*PROMPT*
Take the material below and retype it in full; pictures are left out.

[BEGIN MATERIAL TO PROCESS]

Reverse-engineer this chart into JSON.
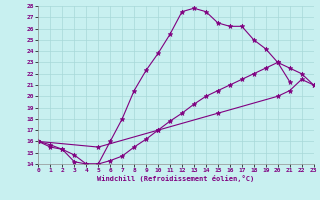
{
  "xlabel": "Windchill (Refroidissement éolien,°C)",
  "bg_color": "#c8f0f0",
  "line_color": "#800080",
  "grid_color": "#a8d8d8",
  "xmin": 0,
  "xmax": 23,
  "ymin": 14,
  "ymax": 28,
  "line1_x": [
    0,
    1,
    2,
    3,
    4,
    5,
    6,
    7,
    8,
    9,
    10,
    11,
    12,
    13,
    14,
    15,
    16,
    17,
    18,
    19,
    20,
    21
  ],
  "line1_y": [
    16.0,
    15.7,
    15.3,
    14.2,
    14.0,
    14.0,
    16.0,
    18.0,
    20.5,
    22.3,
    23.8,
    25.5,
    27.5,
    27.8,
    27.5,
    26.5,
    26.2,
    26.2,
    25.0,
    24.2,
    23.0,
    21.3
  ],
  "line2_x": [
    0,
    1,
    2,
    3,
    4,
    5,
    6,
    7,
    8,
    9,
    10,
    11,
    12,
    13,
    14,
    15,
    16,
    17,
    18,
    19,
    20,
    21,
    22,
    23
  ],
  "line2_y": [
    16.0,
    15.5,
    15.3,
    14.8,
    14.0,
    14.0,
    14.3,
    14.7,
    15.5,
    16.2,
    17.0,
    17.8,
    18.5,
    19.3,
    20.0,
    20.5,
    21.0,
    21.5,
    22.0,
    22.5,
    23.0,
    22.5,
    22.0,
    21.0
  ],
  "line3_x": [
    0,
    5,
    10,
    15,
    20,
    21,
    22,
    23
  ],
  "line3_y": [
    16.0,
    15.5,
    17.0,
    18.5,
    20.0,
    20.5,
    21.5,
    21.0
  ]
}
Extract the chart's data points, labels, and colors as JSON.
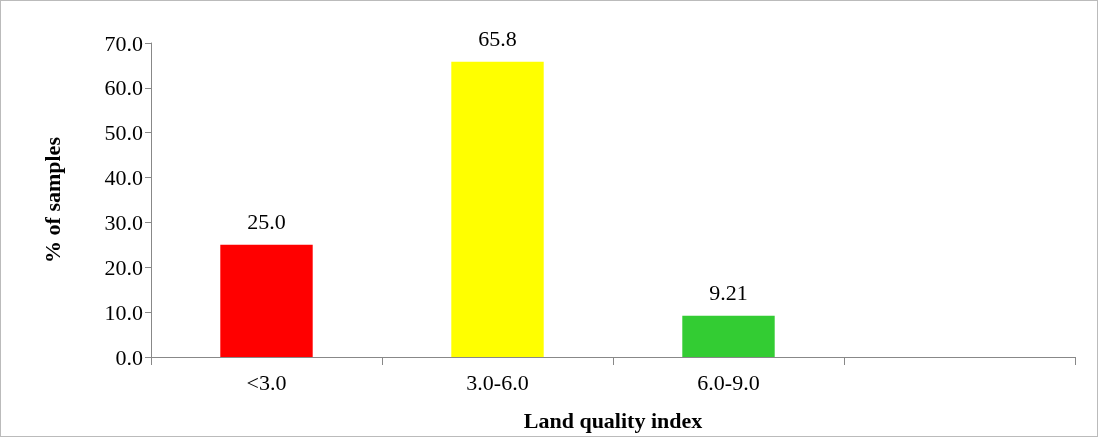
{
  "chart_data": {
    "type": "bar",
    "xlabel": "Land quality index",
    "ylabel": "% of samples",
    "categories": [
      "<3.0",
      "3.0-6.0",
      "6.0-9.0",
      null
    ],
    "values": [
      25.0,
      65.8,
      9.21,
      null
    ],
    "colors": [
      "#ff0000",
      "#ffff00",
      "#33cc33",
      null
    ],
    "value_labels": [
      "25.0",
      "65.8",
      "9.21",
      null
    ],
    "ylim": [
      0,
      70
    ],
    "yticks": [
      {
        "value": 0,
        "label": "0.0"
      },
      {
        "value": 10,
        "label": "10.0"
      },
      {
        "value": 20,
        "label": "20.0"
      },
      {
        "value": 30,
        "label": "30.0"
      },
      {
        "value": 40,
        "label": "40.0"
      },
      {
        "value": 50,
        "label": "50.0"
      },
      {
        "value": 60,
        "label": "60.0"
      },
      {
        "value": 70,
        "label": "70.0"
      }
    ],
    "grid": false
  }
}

[END MATERIAL TO PROCESS]

*RESULT*
Reverse-engineer this chart into JSON.
{
  "xlabel": "Windchill (Refroidissement éolien,°C)",
  "bg_color": "#c8f0f0",
  "line_color": "#800080",
  "grid_color": "#a8d8d8",
  "xmin": 0,
  "xmax": 23,
  "ymin": 14,
  "ymax": 28,
  "line1_x": [
    0,
    1,
    2,
    3,
    4,
    5,
    6,
    7,
    8,
    9,
    10,
    11,
    12,
    13,
    14,
    15,
    16,
    17,
    18,
    19,
    20,
    21
  ],
  "line1_y": [
    16.0,
    15.7,
    15.3,
    14.2,
    14.0,
    14.0,
    16.0,
    18.0,
    20.5,
    22.3,
    23.8,
    25.5,
    27.5,
    27.8,
    27.5,
    26.5,
    26.2,
    26.2,
    25.0,
    24.2,
    23.0,
    21.3
  ],
  "line2_x": [
    0,
    1,
    2,
    3,
    4,
    5,
    6,
    7,
    8,
    9,
    10,
    11,
    12,
    13,
    14,
    15,
    16,
    17,
    18,
    19,
    20,
    21,
    22,
    23
  ],
  "line2_y": [
    16.0,
    15.5,
    15.3,
    14.8,
    14.0,
    14.0,
    14.3,
    14.7,
    15.5,
    16.2,
    17.0,
    17.8,
    18.5,
    19.3,
    20.0,
    20.5,
    21.0,
    21.5,
    22.0,
    22.5,
    23.0,
    22.5,
    22.0,
    21.0
  ],
  "line3_x": [
    0,
    5,
    10,
    15,
    20,
    21,
    22,
    23
  ],
  "line3_y": [
    16.0,
    15.5,
    17.0,
    18.5,
    20.0,
    20.5,
    21.5,
    21.0
  ]
}
Extract the chart's data points, labels, and colors as JSON.
{
  "chart_data": {
    "type": "bar",
    "xlabel": "Land quality index",
    "ylabel": "% of samples",
    "categories": [
      "<3.0",
      "3.0-6.0",
      "6.0-9.0",
      null
    ],
    "values": [
      25.0,
      65.8,
      9.21,
      null
    ],
    "colors": [
      "#ff0000",
      "#ffff00",
      "#33cc33",
      null
    ],
    "value_labels": [
      "25.0",
      "65.8",
      "9.21",
      null
    ],
    "ylim": [
      0,
      70
    ],
    "yticks": [
      {
        "value": 0,
        "label": "0.0"
      },
      {
        "value": 10,
        "label": "10.0"
      },
      {
        "value": 20,
        "label": "20.0"
      },
      {
        "value": 30,
        "label": "30.0"
      },
      {
        "value": 40,
        "label": "40.0"
      },
      {
        "value": 50,
        "label": "50.0"
      },
      {
        "value": 60,
        "label": "60.0"
      },
      {
        "value": 70,
        "label": "70.0"
      }
    ],
    "grid": false
  }
}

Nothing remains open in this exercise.